* [Written request]:
Extract every line that contains the word "from".

-- BEGIN --

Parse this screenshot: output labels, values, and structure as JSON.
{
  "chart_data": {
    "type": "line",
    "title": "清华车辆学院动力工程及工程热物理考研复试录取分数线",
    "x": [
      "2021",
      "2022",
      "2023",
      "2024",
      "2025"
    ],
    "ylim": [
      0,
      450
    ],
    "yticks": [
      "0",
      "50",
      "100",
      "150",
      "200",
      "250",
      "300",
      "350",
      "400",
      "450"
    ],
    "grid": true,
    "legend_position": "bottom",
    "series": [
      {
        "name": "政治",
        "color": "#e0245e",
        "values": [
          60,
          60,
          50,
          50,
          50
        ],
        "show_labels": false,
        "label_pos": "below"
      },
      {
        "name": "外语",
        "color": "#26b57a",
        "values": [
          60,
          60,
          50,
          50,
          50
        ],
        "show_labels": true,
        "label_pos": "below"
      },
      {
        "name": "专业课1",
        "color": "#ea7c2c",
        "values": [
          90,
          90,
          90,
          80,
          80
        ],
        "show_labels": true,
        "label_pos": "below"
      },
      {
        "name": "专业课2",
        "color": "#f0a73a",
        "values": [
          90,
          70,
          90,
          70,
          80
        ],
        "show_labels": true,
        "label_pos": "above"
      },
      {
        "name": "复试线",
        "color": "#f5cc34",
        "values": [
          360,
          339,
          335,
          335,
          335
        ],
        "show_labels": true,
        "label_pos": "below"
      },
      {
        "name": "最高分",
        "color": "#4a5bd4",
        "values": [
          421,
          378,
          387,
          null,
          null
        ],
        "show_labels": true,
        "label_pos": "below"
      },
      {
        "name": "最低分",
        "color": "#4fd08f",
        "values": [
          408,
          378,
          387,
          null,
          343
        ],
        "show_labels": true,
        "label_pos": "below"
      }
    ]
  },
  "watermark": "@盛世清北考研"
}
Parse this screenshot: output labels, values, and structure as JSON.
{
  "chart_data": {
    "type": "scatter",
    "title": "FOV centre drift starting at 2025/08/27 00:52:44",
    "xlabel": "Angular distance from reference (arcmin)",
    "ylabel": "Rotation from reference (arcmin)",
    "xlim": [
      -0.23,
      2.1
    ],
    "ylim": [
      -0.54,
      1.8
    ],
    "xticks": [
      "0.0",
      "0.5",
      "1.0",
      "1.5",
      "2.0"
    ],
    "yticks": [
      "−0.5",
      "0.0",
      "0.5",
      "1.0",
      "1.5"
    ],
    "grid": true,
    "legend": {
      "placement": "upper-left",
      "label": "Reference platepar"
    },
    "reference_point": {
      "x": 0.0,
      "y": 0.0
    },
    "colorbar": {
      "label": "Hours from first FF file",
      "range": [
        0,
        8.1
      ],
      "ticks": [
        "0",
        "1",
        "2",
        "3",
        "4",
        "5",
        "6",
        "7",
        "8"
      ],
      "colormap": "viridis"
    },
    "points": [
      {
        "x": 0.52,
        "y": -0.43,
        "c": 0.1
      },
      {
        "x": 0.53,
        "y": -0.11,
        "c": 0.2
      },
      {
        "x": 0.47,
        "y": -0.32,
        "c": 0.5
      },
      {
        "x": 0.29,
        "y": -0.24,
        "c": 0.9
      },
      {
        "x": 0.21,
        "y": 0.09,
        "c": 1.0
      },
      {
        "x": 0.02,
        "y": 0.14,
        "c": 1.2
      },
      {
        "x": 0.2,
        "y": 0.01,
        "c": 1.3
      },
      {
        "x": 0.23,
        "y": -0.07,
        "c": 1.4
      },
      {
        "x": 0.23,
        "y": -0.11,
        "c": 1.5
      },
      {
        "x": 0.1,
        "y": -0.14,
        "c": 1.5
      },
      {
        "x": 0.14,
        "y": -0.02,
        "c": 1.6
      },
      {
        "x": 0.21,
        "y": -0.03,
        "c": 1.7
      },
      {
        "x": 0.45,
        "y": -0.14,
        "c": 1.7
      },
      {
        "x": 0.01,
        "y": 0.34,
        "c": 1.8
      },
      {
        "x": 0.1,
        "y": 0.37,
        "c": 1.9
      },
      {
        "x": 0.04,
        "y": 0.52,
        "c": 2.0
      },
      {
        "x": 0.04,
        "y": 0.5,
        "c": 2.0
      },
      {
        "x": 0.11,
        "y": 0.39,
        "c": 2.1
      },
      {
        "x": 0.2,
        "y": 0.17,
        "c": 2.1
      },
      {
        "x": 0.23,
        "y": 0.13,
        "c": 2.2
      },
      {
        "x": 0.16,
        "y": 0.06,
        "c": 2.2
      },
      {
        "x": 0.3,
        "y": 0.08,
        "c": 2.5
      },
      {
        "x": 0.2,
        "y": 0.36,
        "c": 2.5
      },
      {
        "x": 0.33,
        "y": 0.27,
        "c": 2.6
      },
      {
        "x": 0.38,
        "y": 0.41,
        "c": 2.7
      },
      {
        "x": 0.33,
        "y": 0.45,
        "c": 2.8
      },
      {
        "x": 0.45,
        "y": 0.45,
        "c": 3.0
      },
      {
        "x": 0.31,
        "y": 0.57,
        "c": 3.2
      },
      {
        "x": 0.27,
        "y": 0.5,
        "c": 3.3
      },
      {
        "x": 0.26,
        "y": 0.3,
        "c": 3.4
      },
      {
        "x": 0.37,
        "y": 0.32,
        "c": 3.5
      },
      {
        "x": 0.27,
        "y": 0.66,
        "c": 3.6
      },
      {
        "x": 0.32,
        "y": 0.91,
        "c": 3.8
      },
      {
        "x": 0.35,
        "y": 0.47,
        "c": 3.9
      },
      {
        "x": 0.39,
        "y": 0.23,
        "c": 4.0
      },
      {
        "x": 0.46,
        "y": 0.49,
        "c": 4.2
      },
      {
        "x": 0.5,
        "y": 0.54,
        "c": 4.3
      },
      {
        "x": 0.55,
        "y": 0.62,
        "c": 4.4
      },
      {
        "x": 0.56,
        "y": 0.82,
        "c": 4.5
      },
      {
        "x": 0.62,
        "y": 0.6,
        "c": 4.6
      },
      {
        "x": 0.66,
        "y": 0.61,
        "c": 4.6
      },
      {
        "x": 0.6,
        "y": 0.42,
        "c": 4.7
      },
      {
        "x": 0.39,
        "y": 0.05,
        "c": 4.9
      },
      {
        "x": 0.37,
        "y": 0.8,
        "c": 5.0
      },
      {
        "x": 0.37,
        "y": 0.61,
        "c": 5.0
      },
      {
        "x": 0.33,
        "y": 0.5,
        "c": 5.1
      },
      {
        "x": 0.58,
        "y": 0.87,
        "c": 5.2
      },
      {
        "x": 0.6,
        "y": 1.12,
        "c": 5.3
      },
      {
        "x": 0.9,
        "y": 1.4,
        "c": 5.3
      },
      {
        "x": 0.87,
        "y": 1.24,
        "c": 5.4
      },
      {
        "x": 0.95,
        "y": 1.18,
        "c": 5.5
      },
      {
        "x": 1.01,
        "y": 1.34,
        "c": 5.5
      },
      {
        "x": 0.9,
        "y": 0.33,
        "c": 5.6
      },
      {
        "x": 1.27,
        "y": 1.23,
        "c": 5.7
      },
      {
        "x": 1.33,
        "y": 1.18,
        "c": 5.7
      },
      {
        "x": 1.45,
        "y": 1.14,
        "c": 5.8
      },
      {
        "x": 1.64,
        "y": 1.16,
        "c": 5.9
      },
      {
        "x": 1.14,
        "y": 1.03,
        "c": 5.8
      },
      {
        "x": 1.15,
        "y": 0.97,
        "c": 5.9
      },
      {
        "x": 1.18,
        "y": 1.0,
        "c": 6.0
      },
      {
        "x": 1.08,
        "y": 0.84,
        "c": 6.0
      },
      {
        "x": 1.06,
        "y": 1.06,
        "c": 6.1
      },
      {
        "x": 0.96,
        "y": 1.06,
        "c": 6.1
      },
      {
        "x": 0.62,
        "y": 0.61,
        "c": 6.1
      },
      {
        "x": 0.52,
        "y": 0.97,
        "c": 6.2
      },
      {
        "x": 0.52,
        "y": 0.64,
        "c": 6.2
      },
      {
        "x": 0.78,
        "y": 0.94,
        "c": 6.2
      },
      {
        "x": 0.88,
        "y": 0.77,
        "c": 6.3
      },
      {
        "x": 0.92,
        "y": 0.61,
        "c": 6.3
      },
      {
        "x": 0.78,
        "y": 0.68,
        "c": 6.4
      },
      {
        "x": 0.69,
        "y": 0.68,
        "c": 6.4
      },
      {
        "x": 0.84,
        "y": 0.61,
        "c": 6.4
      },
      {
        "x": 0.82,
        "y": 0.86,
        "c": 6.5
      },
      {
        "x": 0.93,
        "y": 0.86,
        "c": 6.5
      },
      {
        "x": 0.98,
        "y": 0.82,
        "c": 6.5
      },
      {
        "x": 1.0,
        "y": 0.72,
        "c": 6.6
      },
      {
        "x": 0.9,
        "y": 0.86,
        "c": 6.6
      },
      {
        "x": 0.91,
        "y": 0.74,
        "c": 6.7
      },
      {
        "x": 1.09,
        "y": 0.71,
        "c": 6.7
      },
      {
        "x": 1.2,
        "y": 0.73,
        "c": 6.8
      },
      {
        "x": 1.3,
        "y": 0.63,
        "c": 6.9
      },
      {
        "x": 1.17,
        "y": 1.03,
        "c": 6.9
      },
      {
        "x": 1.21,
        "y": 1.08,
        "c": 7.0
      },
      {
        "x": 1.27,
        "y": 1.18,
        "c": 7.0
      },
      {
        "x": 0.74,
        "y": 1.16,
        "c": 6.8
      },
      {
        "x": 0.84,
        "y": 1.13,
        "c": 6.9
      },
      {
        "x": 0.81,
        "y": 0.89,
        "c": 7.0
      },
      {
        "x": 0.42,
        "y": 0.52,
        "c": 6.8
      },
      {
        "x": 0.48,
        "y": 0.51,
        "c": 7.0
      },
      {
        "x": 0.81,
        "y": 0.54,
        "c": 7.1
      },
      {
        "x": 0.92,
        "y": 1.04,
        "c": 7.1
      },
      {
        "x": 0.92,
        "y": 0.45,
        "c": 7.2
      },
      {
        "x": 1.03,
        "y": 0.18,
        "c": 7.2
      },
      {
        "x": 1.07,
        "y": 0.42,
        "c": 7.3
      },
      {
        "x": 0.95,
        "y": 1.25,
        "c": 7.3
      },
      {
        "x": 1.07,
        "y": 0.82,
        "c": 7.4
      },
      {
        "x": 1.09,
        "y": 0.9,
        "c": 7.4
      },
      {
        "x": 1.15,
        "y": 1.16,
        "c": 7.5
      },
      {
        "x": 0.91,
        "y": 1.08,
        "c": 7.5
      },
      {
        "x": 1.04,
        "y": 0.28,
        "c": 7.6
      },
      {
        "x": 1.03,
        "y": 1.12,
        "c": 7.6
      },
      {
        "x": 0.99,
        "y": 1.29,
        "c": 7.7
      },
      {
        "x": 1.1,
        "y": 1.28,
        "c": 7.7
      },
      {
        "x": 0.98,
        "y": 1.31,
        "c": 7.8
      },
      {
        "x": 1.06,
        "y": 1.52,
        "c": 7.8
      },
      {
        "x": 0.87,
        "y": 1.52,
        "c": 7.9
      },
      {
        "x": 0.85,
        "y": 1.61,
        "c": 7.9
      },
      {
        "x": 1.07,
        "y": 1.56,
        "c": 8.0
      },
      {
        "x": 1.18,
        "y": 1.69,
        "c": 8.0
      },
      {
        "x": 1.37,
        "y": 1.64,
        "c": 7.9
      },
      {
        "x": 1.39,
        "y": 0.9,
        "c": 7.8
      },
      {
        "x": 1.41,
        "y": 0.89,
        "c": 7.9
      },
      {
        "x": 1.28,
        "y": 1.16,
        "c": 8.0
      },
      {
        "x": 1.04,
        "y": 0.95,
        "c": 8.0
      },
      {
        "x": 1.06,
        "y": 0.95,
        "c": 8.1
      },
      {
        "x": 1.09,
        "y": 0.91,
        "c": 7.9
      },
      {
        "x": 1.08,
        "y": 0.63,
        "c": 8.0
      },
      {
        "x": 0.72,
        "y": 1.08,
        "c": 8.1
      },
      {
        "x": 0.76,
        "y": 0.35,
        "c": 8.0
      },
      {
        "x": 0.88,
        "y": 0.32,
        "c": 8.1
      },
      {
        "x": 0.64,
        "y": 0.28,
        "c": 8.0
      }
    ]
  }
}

-- END --

* [Written response]:
    "xlabel": "Angular distance from reference (arcmin)",
    "ylabel": "Rotation from reference (arcmin)",
      "label": "Hours from first FF file",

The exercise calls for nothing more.